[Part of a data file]
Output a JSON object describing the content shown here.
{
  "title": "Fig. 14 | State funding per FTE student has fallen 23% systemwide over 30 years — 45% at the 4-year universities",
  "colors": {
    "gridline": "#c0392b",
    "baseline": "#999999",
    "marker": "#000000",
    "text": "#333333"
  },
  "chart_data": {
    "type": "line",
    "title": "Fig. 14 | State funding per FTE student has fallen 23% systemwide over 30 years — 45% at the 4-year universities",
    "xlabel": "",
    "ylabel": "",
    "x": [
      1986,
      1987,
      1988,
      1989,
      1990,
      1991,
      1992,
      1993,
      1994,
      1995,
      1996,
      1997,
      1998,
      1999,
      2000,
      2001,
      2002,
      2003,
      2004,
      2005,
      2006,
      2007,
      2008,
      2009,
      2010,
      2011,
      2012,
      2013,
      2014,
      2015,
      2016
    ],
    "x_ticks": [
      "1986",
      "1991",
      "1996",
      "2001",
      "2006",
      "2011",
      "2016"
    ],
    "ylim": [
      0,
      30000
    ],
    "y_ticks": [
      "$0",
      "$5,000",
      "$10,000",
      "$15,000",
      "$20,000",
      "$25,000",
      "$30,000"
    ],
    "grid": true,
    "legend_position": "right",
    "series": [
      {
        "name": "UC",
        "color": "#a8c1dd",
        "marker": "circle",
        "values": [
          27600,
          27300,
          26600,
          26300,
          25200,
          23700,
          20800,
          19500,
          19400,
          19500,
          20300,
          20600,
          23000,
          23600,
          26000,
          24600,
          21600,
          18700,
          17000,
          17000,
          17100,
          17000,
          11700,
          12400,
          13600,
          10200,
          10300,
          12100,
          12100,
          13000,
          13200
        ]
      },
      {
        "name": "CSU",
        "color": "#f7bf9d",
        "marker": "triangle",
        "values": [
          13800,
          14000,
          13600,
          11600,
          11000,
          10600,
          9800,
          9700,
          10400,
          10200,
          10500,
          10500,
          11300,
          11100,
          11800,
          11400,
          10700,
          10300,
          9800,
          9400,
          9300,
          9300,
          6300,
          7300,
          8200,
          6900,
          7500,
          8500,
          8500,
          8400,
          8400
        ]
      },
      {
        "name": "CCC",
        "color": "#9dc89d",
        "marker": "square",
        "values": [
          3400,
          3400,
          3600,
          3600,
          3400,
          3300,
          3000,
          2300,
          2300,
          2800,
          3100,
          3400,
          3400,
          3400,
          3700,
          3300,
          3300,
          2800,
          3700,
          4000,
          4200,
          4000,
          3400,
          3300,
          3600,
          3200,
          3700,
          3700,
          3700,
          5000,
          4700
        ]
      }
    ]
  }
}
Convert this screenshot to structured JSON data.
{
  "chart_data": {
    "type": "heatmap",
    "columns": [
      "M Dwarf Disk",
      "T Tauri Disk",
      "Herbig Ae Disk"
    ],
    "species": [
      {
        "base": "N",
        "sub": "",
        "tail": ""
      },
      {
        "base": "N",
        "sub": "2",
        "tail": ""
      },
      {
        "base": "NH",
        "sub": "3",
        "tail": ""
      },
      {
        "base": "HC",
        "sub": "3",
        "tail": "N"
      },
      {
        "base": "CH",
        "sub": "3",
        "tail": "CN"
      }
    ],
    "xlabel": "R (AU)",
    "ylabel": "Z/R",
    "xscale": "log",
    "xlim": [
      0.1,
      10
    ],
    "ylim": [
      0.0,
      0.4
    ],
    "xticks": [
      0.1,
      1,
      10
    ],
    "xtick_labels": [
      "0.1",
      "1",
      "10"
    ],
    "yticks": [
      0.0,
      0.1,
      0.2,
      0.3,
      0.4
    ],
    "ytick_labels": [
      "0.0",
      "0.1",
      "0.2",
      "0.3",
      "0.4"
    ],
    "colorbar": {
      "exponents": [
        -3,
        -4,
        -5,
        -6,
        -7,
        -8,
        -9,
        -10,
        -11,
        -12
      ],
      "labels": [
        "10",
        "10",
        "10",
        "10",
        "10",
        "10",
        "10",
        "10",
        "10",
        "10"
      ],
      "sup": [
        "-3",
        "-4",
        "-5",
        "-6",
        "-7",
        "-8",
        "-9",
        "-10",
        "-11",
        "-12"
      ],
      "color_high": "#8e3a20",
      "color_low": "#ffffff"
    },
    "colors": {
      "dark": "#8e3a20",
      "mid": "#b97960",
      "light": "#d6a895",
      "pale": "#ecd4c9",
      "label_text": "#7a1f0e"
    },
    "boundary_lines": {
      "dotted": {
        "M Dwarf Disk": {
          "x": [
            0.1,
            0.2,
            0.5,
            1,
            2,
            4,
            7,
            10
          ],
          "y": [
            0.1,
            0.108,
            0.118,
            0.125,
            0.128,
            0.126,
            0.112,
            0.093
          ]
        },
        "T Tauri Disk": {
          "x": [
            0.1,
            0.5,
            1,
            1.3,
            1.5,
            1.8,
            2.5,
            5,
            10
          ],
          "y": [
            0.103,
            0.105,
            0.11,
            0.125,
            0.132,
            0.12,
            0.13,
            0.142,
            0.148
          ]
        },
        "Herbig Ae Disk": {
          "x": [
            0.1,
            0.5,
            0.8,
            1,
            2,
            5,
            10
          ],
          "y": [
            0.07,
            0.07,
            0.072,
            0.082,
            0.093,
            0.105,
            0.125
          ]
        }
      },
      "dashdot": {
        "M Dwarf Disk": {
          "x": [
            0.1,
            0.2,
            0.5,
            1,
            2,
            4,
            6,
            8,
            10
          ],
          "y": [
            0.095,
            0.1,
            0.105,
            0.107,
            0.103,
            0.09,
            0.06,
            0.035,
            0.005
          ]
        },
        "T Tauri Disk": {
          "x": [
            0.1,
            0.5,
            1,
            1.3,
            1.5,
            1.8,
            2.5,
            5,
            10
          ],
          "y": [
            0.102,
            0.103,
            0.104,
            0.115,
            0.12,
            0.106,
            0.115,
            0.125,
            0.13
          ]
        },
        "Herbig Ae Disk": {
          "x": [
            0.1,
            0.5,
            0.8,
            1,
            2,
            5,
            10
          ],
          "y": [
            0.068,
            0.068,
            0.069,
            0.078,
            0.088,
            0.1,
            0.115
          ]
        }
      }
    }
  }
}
==
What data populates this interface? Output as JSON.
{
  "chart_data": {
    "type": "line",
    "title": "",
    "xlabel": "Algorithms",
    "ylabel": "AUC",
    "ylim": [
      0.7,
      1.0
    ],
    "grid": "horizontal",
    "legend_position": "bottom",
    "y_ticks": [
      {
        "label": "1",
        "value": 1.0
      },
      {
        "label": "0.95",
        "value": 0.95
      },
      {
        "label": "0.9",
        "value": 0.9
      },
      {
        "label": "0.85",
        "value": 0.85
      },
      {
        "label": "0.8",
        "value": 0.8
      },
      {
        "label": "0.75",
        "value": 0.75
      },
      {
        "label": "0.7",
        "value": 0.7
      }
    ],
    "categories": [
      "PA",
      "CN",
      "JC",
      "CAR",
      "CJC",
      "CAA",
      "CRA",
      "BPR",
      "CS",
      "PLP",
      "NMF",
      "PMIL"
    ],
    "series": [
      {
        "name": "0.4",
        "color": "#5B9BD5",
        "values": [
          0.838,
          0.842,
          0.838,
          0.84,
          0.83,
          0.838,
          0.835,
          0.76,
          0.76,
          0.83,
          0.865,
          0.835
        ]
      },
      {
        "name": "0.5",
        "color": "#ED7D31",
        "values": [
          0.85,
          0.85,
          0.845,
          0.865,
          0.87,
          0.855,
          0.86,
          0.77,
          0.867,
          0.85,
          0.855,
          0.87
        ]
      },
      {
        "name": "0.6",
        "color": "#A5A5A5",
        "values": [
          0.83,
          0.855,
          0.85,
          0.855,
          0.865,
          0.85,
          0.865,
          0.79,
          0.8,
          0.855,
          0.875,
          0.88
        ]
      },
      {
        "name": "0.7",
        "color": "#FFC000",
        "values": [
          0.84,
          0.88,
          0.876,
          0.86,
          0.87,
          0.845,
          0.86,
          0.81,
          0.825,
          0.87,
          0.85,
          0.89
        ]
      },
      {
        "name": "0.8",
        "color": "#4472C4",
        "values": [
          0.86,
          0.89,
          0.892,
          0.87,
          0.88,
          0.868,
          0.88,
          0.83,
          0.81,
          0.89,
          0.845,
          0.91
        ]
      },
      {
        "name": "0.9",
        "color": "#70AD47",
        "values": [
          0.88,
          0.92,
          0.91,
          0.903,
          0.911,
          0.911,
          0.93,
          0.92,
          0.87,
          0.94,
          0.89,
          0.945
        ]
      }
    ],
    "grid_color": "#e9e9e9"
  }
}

* _Short task_
Look over the records above and copy each line that includes the string "fallen".

* _Task response_
  "title": "Fig. 14 | State funding per FTE student has fallen 23% systemwide over 30 years — 45% at the 4-year universities",
    "title": "Fig. 14 | State funding per FTE student has fallen 23% systemwide over 30 years — 45% at the 4-year universities",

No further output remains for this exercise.